*WHAT IS BEING ASKED*: Omit the pictures from the entries below and retype everything else exactly.

=-=-=-=-=

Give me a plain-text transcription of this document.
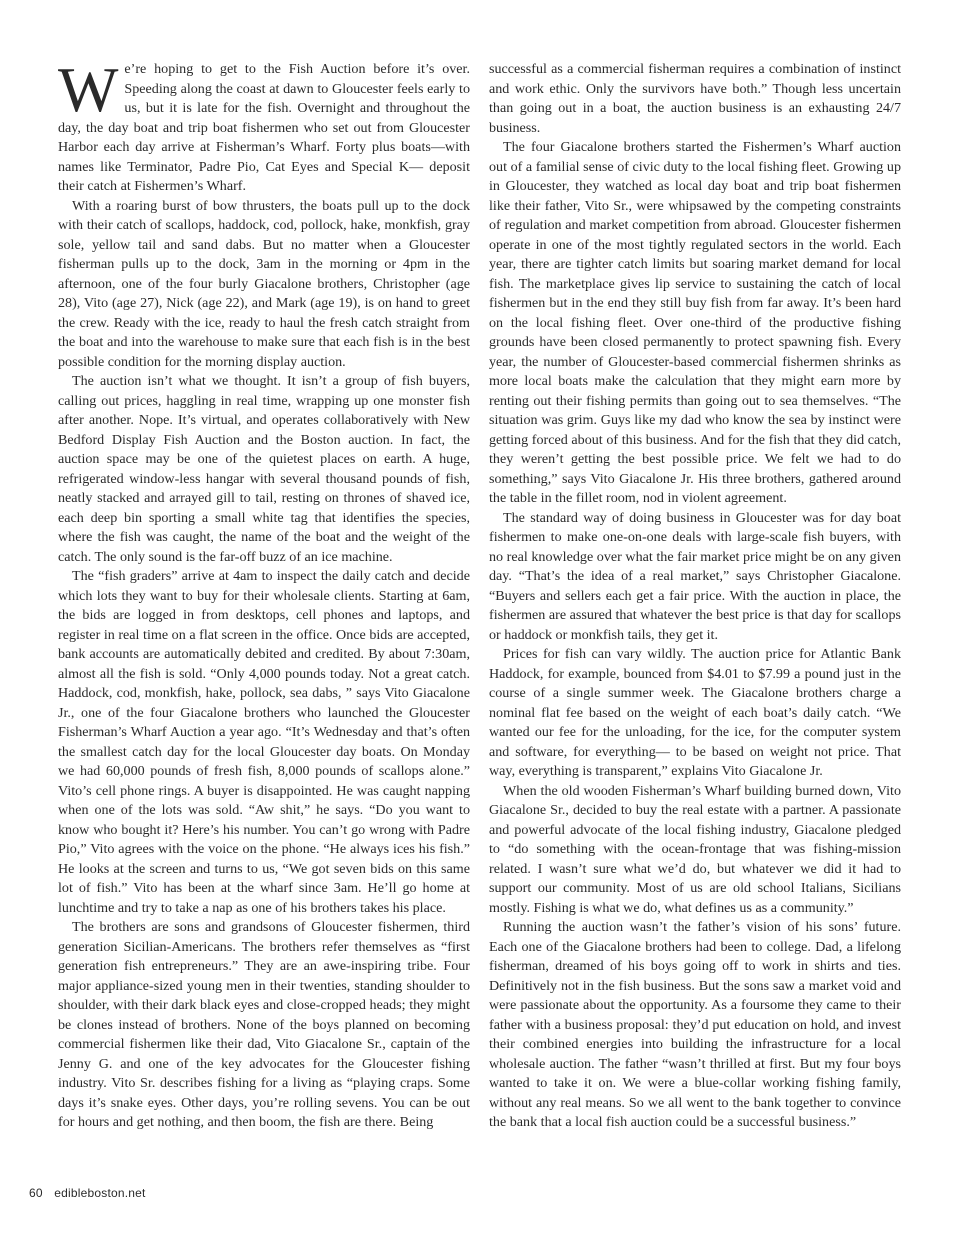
We’re hoping to get to the Fish Auction before it’s over. Speeding along the coast at dawn to Gloucester feels early to us, but it is late for the fish. Overnight and throughout the day, the day boat and trip boat fishermen who set out from Gloucester Harbor each day arrive at Fisherman’s Wharf. Forty plus boats—with names like Terminator, Padre Pio, Cat Eyes and Special K— deposit their catch at Fishermen’s Wharf.

With a roaring burst of bow thrusters, the boats pull up to the dock with their catch of scallops, haddock, cod, pollock, hake, monkfish, gray sole, yellow tail and sand dabs. But no matter when a Gloucester fisherman pulls up to the dock, 3am in the morning or 4pm in the afternoon, one of the four burly Giacalone brothers, Christopher (age 28), Vito (age 27), Nick (age 22), and Mark (age 19), is on hand to greet the crew. Ready with the ice, ready to haul the fresh catch straight from the boat and into the warehouse to make sure that each fish is in the best possible condition for the morning display auction.

The auction isn’t what we thought. It isn’t a group of fish buyers, calling out prices, haggling in real time, wrapping up one monster fish after another. Nope. It’s virtual, and operates collaboratively with New Bedford Display Fish Auction and the Boston auction. In fact, the auction space may be one of the quietest places on earth. A huge, refrigerated window-less hangar with several thousand pounds of fish, neatly stacked and arrayed gill to tail, resting on thrones of shaved ice, each deep bin sporting a small white tag that identifies the species, where the fish was caught, the name of the boat and the weight of the catch. The only sound is the far-off buzz of an ice machine.

The “fish graders” arrive at 4am to inspect the daily catch and decide which lots they want to buy for their wholesale clients. Starting at 6am, the bids are logged in from desktops, cell phones and laptops, and register in real time on a flat screen in the office. Once bids are accepted, bank accounts are automatically debited and credited. By about 7:30am, almost all the fish is sold. “Only 4,000 pounds today. Not a great catch. Haddock, cod, monkfish, hake, pollock, sea dabs, ” says Vito Giacalone Jr., one of the four Giacalone brothers who launched the Gloucester Fisherman’s Wharf Auction a year ago. “It’s Wednesday and that’s often the smallest catch day for the local Gloucester day boats. On Monday we had 60,000 pounds of fresh fish, 8,000 pounds of scallops alone.” Vito’s cell phone rings. A buyer is disappointed. He was caught napping when one of the lots was sold. “Aw shit,” he says. “Do you want to know who bought it? Here’s his number. You can’t go wrong with Padre Pio,” Vito agrees with the voice on the phone. “He always ices his fish.” He looks at the screen and turns to us, “We got seven bids on this same lot of fish.” Vito has been at the wharf since 3am. He’ll go home at lunchtime and try to take a nap as one of his brothers takes his place.

The brothers are sons and grandsons of Gloucester fishermen, third generation Sicilian-Americans. The brothers refer themselves as “first generation fish entrepreneurs.” They are an awe-inspiring tribe. Four major appliance-sized young men in their twenties, standing shoulder to shoulder, with their dark black eyes and close-cropped heads; they might be clones instead of brothers. None of the boys planned on becoming commercial fishermen like their dad, Vito Giacalone Sr., captain of the Jenny G. and one of the key advocates for the Gloucester fishing industry. Vito Sr. describes fishing for a living as “playing craps. Some days it’s snake eyes. Other days, you’re rolling sevens. You can be out for hours and get nothing, and then boom, the fish are there. Being

successful as a commercial fisherman requires a combination of instinct and work ethic. Only the survivors have both.” Though less uncertain than going out in a boat, the auction business is an exhausting 24/7 business.

The four Giacalone brothers started the Fishermen’s Wharf auction out of a familial sense of civic duty to the local fishing fleet. Growing up in Gloucester, they watched as local day boat and trip boat fishermen like their father, Vito Sr., were whipsawed by the competing constraints of regulation and market competition from abroad. Gloucester fishermen operate in one of the most tightly regulated sectors in the world. Each year, there are tighter catch limits but soaring market demand for local fish. The marketplace gives lip service to sustaining the catch of local fishermen but in the end they still buy fish from far away. It’s been hard on the local fishing fleet. Over one-third of the productive fishing grounds have been closed permanently to protect spawning fish. Every year, the number of Gloucester-based commercial fishermen shrinks as more local boats make the calculation that they might earn more by renting out their fishing permits than going out to sea themselves. “The situation was grim. Guys like my dad who know the sea by instinct were getting forced about of this business. And for the fish that they did catch, they weren’t getting the best possible price. We felt we had to do something,” says Vito Giacalone Jr. His three brothers, gathered around the table in the fillet room, nod in violent agreement.

The standard way of doing business in Gloucester was for day boat fishermen to make one-on-one deals with large-scale fish buyers, with no real knowledge over what the fair market price might be on any given day. “That’s the idea of a real market,” says Christopher Giacalone. “Buyers and sellers each get a fair price. With the auction in place, the fishermen are assured that whatever the best price is that day for scallops or haddock or monkfish tails, they get it.

Prices for fish can vary wildly. The auction price for Atlantic Bank Haddock, for example, bounced from $4.01 to $7.99 a pound just in the course of a single summer week. The Giacalone brothers charge a nominal flat fee based on the weight of each boat’s daily catch. “We wanted our fee for the unloading, for the ice, for the computer system and software, for everything— to be based on weight not price. That way, everything is transparent,” explains Vito Giacalone Jr.

When the old wooden Fisherman’s Wharf building burned down, Vito Giacalone Sr., decided to buy the real estate with a partner. A passionate and powerful advocate of the local fishing industry, Giacalone pledged to “do something with the ocean-frontage that was fishing-mission related. I wasn’t sure what we’d do, but whatever we did it had to support our community. Most of us are old school Italians, Sicilians mostly. Fishing is what we do, what defines us as a community.”

Running the auction wasn’t the father’s vision of his sons’ future. Each one of the Giacalone brothers had been to college. Dad, a lifelong fisherman, dreamed of his boys going off to work in shirts and ties. Definitively not in the fish business. But the sons saw a market void and were passionate about the opportunity. As a foursome they came to their father with a business proposal: they’d put education on hold, and invest their combined energies into building the infrastructure for a local wholesale auction. The father “wasn’t thrilled at first. But my four boys wanted to take it on. We were a blue-collar working fishing family, without any real means. So we all went to the bank together to convince the bank that a local fish auction could be a successful business.”

60 edibleboston.net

=-=-=-=-=

*ANSWER TO THIS PROBLEM*:
Give me a plain-text transcription of this document.
We’re hoping to get to the Fish Auction before it’s over. Speeding along the coast at dawn to Gloucester feels early to us, but it is late for the fish. Overnight and throughout the day, the day boat and trip boat fishermen who set out from Gloucester Harbor each day arrive at Fisherman’s Wharf. Forty plus boats—with names like Terminator, Padre Pio, Cat Eyes and Special K— deposit their catch at Fishermen’s Wharf.

With a roaring burst of bow thrusters, the boats pull up to the dock with their catch of scallops, haddock, cod, pollock, hake, monkfish, gray sole, yellow tail and sand dabs. But no matter when a Gloucester fisherman pulls up to the dock, 3am in the morning or 4pm in the afternoon, one of the four burly Giacalone brothers, Christopher (age 28), Vito (age 27), Nick (age 22), and Mark (age 19), is on hand to greet the crew. Ready with the ice, ready to haul the fresh catch straight from the boat and into the warehouse to make sure that each fish is in the best possible condition for the morning display auction.

The auction isn’t what we thought. It isn’t a group of fish buyers, calling out prices, haggling in real time, wrapping up one monster fish after another. Nope. It’s virtual, and operates collaboratively with New Bedford Display Fish Auction and the Boston auction. In fact, the auction space may be one of the quietest places on earth. A huge, refrigerated window-less hangar with several thousand pounds of fish, neatly stacked and arrayed gill to tail, resting on thrones of shaved ice, each deep bin sporting a small white tag that identifies the species, where the fish was caught, the name of the boat and the weight of the catch. The only sound is the far-off buzz of an ice machine.

The “fish graders” arrive at 4am to inspect the daily catch and decide which lots they want to buy for their wholesale clients. Starting at 6am, the bids are logged in from desktops, cell phones and laptops, and register in real time on a flat screen in the office. Once bids are accepted, bank accounts are automatically debited and credited. By about 7:30am, almost all the fish is sold. “Only 4,000 pounds today. Not a great catch. Haddock, cod, monkfish, hake, pollock, sea dabs, ” says Vito Giacalone Jr., one of the four Giacalone brothers who launched the Gloucester Fisherman’s Wharf Auction a year ago. “It’s Wednesday and that’s often the smallest catch day for the local Gloucester day boats. On Monday we had 60,000 pounds of fresh fish, 8,000 pounds of scallops alone.” Vito’s cell phone rings. A buyer is disappointed. He was caught napping when one of the lots was sold. “Aw shit,” he says. “Do you want to know who bought it? Here’s his number. You can’t go wrong with Padre Pio,” Vito agrees with the voice on the phone. “He always ices his fish.” He looks at the screen and turns to us, “We got seven bids on this same lot of fish.” Vito has been at the wharf since 3am. He’ll go home at lunchtime and try to take a nap as one of his brothers takes his place.

The brothers are sons and grandsons of Gloucester fishermen, third generation Sicilian-Americans. The brothers refer themselves as “first generation fish entrepreneurs.” They are an awe-inspiring tribe. Four major appliance-sized young men in their twenties, standing shoulder to shoulder, with their dark black eyes and close-cropped heads; they might be clones instead of brothers. None of the boys planned on becoming commercial fishermen like their dad, Vito Giacalone Sr., captain of the Jenny G. and one of the key advocates for the Gloucester fishing industry. Vito Sr. describes fishing for a living as “playing craps. Some days it’s snake eyes. Other days, you’re rolling sevens. You can be out for hours and get nothing, and then boom, the fish are there. Being

successful as a commercial fisherman requires a combination of instinct and work ethic. Only the survivors have both.” Though less uncertain than going out in a boat, the auction business is an exhausting 24/7 business.

The four Giacalone brothers started the Fishermen’s Wharf auction out of a familial sense of civic duty to the local fishing fleet. Growing up in Gloucester, they watched as local day boat and trip boat fishermen like their father, Vito Sr., were whipsawed by the competing constraints of regulation and market competition from abroad. Gloucester fishermen operate in one of the most tightly regulated sectors in the world. Each year, there are tighter catch limits but soaring market demand for local fish. The marketplace gives lip service to sustaining the catch of local fishermen but in the end they still buy fish from far away. It’s been hard on the local fishing fleet. Over one-third of the productive fishing grounds have been closed permanently to protect spawning fish. Every year, the number of Gloucester-based commercial fishermen shrinks as more local boats make the calculation that they might earn more by renting out their fishing permits than going out to sea themselves. “The situation was grim. Guys like my dad who know the sea by instinct were getting forced about of this business. And for the fish that they did catch, they weren’t getting the best possible price. We felt we had to do something,” says Vito Giacalone Jr. His three brothers, gathered around the table in the fillet room, nod in violent agreement.

The standard way of doing business in Gloucester was for day boat fishermen to make one-on-one deals with large-scale fish buyers, with no real knowledge over what the fair market price might be on any given day. “That’s the idea of a real market,” says Christopher Giacalone. “Buyers and sellers each get a fair price. With the auction in place, the fishermen are assured that whatever the best price is that day for scallops or haddock or monkfish tails, they get it.

Prices for fish can vary wildly. The auction price for Atlantic Bank Haddock, for example, bounced from $4.01 to $7.99 a pound just in the course of a single summer week. The Giacalone brothers charge a nominal flat fee based on the weight of each boat’s daily catch. “We wanted our fee for the unloading, for the ice, for the computer system and software, for everything— to be based on weight not price. That way, everything is transparent,” explains Vito Giacalone Jr.

When the old wooden Fisherman’s Wharf building burned down, Vito Giacalone Sr., decided to buy the real estate with a partner. A passionate and powerful advocate of the local fishing industry, Giacalone pledged to “do something with the ocean-frontage that was fishing-mission related. I wasn’t sure what we’d do, but whatever we did it had to support our community. Most of us are old school Italians, Sicilians mostly. Fishing is what we do, what defines us as a community.”

Running the auction wasn’t the father’s vision of his sons’ future. Each one of the Giacalone brothers had been to college. Dad, a lifelong fisherman, dreamed of his boys going off to work in shirts and ties. Definitively not in the fish business. But the sons saw a market void and were passionate about the opportunity. As a foursome they came to their father with a business proposal: they’d put education on hold, and invest their combined energies into building the infrastructure for a local wholesale auction. The father “wasn’t thrilled at first. But my four boys wanted to take it on. We were a blue-collar working fishing family, without any real means. So we all went to the bank together to convince the bank that a local fish auction could be a successful business.”

60 edibleboston.net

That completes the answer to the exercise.